Your goal: Reproduce the whole listing, character for character.

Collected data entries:
+++++
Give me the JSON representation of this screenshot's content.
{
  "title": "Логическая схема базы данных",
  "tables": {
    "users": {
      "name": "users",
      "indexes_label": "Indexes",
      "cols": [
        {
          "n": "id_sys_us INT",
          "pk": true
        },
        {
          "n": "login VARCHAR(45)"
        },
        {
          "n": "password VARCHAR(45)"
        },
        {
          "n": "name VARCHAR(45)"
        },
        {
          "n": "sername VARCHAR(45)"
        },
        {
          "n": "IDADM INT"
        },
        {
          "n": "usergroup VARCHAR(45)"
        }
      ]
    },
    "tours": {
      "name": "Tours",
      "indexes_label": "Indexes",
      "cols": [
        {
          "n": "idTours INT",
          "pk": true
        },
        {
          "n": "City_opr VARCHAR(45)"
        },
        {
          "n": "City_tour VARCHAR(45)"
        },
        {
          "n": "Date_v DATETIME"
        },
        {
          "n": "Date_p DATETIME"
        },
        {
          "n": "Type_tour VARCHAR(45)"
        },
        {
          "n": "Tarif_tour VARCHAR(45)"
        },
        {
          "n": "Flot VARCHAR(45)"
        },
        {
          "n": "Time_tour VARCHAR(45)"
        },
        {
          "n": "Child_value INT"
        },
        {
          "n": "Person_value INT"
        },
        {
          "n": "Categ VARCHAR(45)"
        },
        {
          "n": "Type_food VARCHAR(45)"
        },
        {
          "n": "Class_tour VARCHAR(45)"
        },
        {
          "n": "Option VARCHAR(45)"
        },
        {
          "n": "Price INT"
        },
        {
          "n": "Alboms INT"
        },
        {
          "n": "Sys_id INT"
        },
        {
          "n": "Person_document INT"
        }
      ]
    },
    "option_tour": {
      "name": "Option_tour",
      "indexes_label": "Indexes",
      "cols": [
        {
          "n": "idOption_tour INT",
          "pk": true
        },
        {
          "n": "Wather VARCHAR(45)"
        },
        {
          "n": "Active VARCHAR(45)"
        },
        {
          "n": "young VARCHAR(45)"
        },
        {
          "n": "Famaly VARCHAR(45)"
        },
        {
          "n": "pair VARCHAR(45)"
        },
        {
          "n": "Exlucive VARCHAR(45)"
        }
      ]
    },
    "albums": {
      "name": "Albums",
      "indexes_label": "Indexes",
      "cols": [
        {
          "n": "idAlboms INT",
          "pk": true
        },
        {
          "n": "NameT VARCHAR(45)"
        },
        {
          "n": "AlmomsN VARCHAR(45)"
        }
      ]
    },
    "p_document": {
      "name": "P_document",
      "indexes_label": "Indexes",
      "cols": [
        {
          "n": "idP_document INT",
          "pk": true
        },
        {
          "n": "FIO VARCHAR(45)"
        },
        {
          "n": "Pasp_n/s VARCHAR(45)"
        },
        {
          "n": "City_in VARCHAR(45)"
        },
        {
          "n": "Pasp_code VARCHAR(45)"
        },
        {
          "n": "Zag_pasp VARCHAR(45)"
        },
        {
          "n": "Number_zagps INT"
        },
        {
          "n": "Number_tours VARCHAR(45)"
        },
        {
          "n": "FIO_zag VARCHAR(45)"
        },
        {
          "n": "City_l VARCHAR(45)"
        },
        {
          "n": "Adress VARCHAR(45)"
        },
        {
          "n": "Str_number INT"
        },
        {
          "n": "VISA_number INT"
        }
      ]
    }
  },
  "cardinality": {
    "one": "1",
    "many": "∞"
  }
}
+++++
Response:
Give me the JSON representation of this screenshot's content.
{
  "title": "Логическая схема базы данных",
  "tables": {
    "users": {
      "name": "users",
      "indexes_label": "Indexes",
      "cols": [
        {
          "n": "id_sys_us INT",
          "pk": true
        },
        {
          "n": "login VARCHAR(45)"
        },
        {
          "n": "password VARCHAR(45)"
        },
        {
          "n": "name VARCHAR(45)"
        },
        {
          "n": "sername VARCHAR(45)"
        },
        {
          "n": "IDADM INT"
        },
        {
          "n": "usergroup VARCHAR(45)"
        }
      ]
    },
    "tours": {
      "name": "Tours",
      "indexes_label": "Indexes",
      "cols": [
        {
          "n": "idTours INT",
          "pk": true
        },
        {
          "n": "City_opr VARCHAR(45)"
        },
        {
          "n": "City_tour VARCHAR(45)"
        },
        {
          "n": "Date_v DATETIME"
        },
        {
          "n": "Date_p DATETIME"
        },
        {
          "n": "Type_tour VARCHAR(45)"
        },
        {
          "n": "Tarif_tour VARCHAR(45)"
        },
        {
          "n": "Flot VARCHAR(45)"
        },
        {
          "n": "Time_tour VARCHAR(45)"
        },
        {
          "n": "Child_value INT"
        },
        {
          "n": "Person_value INT"
        },
        {
          "n": "Categ VARCHAR(45)"
        },
        {
          "n": "Type_food VARCHAR(45)"
        },
        {
          "n": "Class_tour VARCHAR(45)"
        },
        {
          "n": "Option VARCHAR(45)"
        },
        {
          "n": "Price INT"
        },
        {
          "n": "Alboms INT"
        },
        {
          "n": "Sys_id INT"
        },
        {
          "n": "Person_document INT"
        }
      ]
    },
    "option_tour": {
      "name": "Option_tour",
      "indexes_label": "Indexes",
      "cols": [
        {
          "n": "idOption_tour INT",
          "pk": true
        },
        {
          "n": "Wather VARCHAR(45)"
        },
        {
          "n": "Active VARCHAR(45)"
        },
        {
          "n": "young VARCHAR(45)"
        },
        {
          "n": "Famaly VARCHAR(45)"
        },
        {
          "n": "pair VARCHAR(45)"
        },
        {
          "n": "Exlucive VARCHAR(45)"
        }
      ]
    },
    "albums": {
      "name": "Albums",
      "indexes_label": "Indexes",
      "cols": [
        {
          "n": "idAlboms INT",
          "pk": true
        },
        {
          "n": "NameT VARCHAR(45)"
        },
        {
          "n": "AlmomsN VARCHAR(45)"
        }
      ]
    },
    "p_document": {
      "name": "P_document",
      "indexes_label": "Indexes",
      "cols": [
        {
          "n": "idP_document INT",
          "pk": true
        },
        {
          "n": "FIO VARCHAR(45)"
        },
        {
          "n": "Pasp_n/s VARCHAR(45)"
        },
        {
          "n": "City_in VARCHAR(45)"
        },
        {
          "n": "Pasp_code VARCHAR(45)"
        },
        {
          "n": "Zag_pasp VARCHAR(45)"
        },
        {
          "n": "Number_zagps INT"
        },
        {
          "n": "Number_tours VARCHAR(45)"
        },
        {
          "n": "FIO_zag VARCHAR(45)"
        },
        {
          "n": "City_l VARCHAR(45)"
        },
        {
          "n": "Adress VARCHAR(45)"
        },
        {
          "n": "Str_number INT"
        },
        {
          "n": "VISA_number INT"
        }
      ]
    }
  },
  "cardinality": {
    "one": "1",
    "many": "∞"
  }
}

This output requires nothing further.